_Task requirements_
Determine the number of lines where "this" occurs and reply with that number by itself.
[start of Data shown]
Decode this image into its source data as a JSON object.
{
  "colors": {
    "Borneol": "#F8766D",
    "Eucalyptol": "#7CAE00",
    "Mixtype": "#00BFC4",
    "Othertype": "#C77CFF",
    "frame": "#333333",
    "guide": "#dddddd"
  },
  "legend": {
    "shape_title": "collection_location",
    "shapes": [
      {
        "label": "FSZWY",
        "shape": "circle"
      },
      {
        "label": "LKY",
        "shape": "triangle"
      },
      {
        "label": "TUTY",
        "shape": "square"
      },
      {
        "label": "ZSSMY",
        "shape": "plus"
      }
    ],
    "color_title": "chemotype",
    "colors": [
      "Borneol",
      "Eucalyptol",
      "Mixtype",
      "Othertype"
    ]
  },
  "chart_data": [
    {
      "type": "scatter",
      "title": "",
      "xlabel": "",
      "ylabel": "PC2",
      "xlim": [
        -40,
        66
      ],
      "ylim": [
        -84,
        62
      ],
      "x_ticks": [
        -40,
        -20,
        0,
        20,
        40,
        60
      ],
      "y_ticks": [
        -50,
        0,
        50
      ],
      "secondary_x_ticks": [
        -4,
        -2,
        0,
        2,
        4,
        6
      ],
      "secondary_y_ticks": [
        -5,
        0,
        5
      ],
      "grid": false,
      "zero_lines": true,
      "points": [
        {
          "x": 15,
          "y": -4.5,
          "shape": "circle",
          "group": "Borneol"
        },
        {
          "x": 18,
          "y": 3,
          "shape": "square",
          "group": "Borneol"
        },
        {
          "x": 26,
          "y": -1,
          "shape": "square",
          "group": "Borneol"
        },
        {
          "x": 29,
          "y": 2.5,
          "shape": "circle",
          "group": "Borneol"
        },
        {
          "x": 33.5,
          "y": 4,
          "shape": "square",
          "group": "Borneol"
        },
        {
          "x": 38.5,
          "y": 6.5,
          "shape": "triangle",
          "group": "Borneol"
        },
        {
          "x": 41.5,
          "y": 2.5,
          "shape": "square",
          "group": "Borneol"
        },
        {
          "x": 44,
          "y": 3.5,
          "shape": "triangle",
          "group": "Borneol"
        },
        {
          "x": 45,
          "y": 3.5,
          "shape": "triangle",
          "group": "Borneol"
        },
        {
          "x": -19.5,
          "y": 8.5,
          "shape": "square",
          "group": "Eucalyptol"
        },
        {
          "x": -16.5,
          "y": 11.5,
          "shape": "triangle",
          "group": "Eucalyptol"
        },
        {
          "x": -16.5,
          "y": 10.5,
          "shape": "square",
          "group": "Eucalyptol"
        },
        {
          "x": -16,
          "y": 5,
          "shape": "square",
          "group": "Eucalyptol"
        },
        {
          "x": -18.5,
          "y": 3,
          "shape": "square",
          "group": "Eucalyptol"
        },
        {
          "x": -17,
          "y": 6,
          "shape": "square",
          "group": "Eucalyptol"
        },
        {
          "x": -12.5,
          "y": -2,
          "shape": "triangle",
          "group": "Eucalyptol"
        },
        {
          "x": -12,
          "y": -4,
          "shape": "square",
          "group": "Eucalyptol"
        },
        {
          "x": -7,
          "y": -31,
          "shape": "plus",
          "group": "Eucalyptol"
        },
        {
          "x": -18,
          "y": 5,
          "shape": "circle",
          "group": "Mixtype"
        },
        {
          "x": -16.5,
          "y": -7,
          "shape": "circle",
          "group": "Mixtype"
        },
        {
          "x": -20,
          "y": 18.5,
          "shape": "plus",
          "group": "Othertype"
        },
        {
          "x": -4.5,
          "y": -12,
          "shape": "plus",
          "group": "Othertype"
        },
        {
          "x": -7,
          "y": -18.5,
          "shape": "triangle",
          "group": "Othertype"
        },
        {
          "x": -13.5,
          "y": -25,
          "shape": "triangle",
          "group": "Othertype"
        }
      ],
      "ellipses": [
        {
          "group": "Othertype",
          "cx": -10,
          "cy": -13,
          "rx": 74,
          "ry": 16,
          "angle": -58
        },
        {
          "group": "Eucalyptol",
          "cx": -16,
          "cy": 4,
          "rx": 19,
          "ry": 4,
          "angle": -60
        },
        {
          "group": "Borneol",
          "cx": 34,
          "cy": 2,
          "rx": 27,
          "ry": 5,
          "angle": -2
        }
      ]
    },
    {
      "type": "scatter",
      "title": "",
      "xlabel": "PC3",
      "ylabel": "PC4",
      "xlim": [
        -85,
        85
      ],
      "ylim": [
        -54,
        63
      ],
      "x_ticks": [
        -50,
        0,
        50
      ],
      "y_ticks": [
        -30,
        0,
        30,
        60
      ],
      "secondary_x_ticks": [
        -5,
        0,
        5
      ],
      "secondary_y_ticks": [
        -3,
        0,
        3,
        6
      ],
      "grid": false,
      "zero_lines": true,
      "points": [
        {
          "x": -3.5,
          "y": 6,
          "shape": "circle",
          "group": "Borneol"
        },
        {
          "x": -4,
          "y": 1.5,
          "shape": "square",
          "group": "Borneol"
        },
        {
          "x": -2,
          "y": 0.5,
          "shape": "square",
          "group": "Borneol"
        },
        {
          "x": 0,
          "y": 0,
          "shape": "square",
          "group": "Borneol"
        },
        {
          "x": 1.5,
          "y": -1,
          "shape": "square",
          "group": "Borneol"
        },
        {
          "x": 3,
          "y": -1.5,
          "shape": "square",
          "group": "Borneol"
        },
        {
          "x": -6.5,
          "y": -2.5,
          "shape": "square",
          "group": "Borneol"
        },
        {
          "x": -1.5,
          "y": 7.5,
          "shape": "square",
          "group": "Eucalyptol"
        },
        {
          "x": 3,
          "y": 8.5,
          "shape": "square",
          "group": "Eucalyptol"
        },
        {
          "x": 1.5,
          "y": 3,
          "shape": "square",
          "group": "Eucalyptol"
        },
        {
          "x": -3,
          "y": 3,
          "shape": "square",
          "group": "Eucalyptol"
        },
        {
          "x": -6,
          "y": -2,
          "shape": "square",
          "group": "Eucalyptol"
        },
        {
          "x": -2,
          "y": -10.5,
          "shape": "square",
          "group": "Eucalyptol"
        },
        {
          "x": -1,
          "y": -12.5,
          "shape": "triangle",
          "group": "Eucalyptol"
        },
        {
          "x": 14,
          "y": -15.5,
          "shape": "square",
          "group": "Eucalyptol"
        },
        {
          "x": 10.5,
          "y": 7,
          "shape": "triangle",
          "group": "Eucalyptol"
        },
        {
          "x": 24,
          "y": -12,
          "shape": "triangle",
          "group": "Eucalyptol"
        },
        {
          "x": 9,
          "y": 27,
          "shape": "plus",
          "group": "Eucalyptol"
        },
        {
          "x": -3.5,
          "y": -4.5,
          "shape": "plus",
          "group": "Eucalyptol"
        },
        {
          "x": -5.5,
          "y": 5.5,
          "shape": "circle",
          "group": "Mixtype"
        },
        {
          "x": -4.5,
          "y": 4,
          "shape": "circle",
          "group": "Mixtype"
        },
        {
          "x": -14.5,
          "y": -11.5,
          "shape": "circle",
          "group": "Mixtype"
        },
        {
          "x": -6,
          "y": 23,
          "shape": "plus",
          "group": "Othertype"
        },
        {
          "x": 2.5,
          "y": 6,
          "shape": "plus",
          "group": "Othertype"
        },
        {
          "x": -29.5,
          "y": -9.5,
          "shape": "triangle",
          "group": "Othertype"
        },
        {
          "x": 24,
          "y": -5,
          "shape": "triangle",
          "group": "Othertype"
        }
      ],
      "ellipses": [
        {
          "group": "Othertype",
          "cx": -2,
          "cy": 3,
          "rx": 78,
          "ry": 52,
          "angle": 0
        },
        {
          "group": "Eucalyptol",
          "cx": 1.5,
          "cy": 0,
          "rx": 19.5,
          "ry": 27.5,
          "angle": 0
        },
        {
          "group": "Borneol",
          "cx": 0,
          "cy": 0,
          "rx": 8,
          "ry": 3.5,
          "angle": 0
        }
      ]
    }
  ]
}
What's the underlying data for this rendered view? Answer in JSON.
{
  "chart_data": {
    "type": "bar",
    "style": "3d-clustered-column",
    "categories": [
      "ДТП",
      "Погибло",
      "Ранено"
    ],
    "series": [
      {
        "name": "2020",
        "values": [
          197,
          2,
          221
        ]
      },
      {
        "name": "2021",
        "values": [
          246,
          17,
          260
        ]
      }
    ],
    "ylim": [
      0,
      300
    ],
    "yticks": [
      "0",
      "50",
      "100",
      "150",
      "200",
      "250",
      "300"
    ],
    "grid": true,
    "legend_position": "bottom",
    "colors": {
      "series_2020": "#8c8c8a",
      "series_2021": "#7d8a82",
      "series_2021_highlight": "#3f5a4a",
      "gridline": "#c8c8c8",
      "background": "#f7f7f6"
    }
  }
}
[end of Data shown]
_Written solution_
2